__The exercise__
From the data below, extract each line in which the string "supply" appears.

------------------------

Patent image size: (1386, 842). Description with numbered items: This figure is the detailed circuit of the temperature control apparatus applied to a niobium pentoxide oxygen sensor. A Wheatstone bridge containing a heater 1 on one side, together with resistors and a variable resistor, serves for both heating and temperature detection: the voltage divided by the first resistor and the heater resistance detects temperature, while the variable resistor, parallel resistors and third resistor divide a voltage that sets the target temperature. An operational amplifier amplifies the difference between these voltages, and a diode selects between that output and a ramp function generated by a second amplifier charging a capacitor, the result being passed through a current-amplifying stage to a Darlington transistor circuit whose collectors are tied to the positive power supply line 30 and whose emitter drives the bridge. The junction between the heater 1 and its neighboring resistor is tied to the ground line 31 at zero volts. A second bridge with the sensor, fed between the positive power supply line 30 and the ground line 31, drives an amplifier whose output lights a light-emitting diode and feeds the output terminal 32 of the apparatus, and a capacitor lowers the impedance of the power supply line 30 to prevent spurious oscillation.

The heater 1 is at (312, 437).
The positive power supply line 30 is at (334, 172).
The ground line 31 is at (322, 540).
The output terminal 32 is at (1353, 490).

------------------------

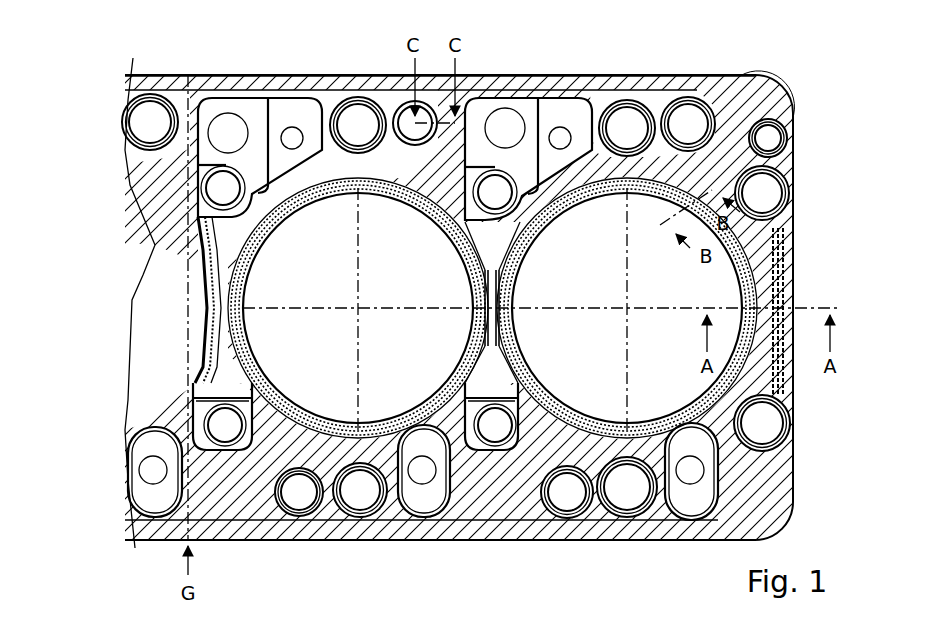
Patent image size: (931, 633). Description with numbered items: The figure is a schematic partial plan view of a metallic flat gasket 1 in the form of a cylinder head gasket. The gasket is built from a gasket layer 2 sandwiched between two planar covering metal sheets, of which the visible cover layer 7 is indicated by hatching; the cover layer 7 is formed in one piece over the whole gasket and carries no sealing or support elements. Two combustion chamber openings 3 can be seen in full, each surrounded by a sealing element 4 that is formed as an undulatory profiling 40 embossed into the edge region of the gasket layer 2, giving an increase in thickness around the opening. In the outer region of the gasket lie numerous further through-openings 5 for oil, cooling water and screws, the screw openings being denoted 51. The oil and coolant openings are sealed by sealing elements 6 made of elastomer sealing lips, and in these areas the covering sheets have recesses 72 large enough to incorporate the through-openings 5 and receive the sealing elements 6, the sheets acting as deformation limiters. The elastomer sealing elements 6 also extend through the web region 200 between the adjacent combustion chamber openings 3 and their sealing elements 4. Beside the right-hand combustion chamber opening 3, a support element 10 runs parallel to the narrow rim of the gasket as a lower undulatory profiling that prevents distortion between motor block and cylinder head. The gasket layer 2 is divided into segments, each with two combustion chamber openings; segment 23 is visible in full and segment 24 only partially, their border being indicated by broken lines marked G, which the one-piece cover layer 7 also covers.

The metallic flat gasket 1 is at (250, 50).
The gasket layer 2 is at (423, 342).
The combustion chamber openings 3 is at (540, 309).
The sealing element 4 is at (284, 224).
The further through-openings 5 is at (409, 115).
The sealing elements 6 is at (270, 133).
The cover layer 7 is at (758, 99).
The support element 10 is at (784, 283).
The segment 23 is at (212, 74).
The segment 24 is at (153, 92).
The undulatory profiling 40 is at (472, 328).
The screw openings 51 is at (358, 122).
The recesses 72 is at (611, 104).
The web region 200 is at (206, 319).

------------------------

__Task answer__
Patent image size: (1386, 842). Description with numbered items: This figure is the detailed circuit of the temperature control apparatus applied to a niobium pentoxide oxygen sensor. A Wheatstone bridge containing a heater 1 on one side, together with resistors and a variable resistor, serves for both heating and temperature detection: the voltage divided by the first resistor and the heater resistance detects temperature, while the variable resistor, parallel resistors and third resistor divide a voltage that sets the target temperature. An operational amplifier amplifies the difference between these voltages, and a diode selects between that output and a ramp function generated by a second amplifier charging a capacitor, the result being passed through a current-amplifying stage to a Darlington transistor circuit whose collectors are tied to the positive power supply line 30 and whose emitter drives the bridge. The junction between the heater 1 and its neighboring resistor is tied to the ground line 31 at zero volts. A second bridge with the sensor, fed between the positive power supply line 30 and the ground line 31, drives an amplifier whose output lights a light-emitting diode and feeds the output terminal 32 of the apparatus, and a capacitor lowers the impedance of the power supply line 30 to prevent spurious oscillation.
The positive power supply line 30 is at (334, 172).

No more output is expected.